RECORDS SUPPLIED:
· · ·
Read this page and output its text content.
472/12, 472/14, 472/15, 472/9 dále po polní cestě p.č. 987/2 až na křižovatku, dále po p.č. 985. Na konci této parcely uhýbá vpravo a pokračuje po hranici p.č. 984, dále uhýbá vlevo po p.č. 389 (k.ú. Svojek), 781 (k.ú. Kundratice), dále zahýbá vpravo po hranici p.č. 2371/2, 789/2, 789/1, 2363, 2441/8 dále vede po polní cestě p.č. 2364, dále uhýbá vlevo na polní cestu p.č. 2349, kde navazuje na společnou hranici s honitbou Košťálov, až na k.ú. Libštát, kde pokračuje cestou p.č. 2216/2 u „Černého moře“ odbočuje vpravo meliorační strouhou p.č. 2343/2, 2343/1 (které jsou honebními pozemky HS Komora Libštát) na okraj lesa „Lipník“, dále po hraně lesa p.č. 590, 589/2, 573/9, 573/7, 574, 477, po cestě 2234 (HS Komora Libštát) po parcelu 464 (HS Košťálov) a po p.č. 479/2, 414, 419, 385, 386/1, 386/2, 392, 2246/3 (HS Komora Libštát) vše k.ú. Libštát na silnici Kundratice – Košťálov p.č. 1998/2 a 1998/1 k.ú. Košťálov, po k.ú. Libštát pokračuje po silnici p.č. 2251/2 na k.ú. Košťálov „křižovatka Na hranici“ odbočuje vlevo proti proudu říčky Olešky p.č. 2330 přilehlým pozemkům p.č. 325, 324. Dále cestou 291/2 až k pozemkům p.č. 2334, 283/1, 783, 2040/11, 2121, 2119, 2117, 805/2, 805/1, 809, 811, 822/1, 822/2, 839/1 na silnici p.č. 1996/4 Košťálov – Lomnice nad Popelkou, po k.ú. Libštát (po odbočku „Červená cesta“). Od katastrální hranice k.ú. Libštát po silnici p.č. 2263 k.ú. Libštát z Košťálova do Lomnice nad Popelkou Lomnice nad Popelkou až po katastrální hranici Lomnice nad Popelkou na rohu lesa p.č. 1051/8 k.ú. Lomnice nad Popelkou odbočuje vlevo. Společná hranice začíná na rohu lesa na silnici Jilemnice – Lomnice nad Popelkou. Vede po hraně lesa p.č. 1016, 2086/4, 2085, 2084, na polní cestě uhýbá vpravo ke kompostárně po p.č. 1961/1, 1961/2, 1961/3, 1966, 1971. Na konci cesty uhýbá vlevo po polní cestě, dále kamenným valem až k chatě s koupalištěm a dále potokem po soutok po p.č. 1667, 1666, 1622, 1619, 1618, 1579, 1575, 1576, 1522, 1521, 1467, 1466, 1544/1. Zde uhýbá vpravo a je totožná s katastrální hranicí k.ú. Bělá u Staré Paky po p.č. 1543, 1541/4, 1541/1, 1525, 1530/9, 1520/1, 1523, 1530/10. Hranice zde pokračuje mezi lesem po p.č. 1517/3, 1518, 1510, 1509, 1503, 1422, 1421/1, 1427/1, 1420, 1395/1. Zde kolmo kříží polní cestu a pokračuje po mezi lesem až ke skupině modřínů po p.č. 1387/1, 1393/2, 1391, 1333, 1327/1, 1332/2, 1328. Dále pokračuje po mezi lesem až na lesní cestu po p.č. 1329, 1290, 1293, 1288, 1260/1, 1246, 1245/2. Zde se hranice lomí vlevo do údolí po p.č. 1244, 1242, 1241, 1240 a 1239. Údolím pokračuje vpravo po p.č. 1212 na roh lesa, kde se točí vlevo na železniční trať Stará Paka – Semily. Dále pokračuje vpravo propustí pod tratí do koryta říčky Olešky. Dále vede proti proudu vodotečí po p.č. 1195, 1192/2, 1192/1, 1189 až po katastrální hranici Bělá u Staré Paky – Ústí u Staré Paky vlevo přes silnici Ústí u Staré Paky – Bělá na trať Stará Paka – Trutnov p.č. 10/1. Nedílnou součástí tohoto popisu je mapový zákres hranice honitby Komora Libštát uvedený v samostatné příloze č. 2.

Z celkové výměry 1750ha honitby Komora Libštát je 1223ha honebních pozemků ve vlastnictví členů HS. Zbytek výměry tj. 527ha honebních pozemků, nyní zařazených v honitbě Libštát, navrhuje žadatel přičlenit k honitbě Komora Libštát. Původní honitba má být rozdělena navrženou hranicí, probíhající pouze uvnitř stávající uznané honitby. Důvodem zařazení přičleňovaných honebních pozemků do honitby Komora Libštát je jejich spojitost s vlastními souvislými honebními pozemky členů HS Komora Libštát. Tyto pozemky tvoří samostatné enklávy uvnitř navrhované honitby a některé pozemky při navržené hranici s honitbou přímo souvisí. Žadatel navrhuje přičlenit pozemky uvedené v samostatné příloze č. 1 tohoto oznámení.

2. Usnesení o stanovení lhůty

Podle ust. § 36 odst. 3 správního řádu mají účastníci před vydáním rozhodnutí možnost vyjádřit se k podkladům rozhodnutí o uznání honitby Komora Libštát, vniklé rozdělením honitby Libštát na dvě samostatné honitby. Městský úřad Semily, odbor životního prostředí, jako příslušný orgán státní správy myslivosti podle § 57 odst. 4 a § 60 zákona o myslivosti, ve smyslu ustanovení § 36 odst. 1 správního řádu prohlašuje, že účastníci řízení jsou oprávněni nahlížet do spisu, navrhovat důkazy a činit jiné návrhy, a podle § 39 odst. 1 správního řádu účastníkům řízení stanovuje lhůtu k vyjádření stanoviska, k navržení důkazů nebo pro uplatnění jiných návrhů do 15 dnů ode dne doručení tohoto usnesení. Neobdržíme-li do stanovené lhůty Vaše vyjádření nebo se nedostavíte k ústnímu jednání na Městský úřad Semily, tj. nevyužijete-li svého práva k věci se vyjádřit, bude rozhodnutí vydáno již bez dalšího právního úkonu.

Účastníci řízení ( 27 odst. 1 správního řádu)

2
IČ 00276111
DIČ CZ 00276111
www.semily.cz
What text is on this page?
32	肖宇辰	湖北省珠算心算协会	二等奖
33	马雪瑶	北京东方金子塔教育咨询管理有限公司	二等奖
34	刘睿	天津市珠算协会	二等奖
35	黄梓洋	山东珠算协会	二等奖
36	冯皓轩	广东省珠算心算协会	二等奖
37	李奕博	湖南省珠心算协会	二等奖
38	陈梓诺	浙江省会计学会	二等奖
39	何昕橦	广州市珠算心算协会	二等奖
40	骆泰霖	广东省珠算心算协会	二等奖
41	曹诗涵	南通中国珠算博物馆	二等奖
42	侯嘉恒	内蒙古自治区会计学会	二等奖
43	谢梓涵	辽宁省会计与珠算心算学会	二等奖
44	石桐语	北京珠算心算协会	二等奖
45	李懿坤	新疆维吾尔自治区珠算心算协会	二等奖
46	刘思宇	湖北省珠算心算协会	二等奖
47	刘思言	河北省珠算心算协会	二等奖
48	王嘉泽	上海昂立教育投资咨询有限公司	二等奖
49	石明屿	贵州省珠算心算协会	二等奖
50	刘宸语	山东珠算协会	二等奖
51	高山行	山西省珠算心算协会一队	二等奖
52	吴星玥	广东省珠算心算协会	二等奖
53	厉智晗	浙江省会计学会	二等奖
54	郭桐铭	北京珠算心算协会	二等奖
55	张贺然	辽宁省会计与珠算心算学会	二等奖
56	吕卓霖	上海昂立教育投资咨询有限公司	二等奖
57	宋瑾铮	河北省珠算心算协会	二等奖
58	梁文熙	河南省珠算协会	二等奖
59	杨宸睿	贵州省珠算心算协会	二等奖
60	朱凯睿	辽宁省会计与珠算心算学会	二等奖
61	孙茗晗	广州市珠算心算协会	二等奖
· · ·
WORK INSTRUCTIONS:
Show, from the material above, each line that includes the string "广东省珠算心算协会".

OUTPUT FOR THIS TASK:
36	冯皓轩	广东省珠算心算协会	二等奖
40	骆泰霖	广东省珠算心算协会	二等奖
52	吴星玥	广东省珠算心算协会	二等奖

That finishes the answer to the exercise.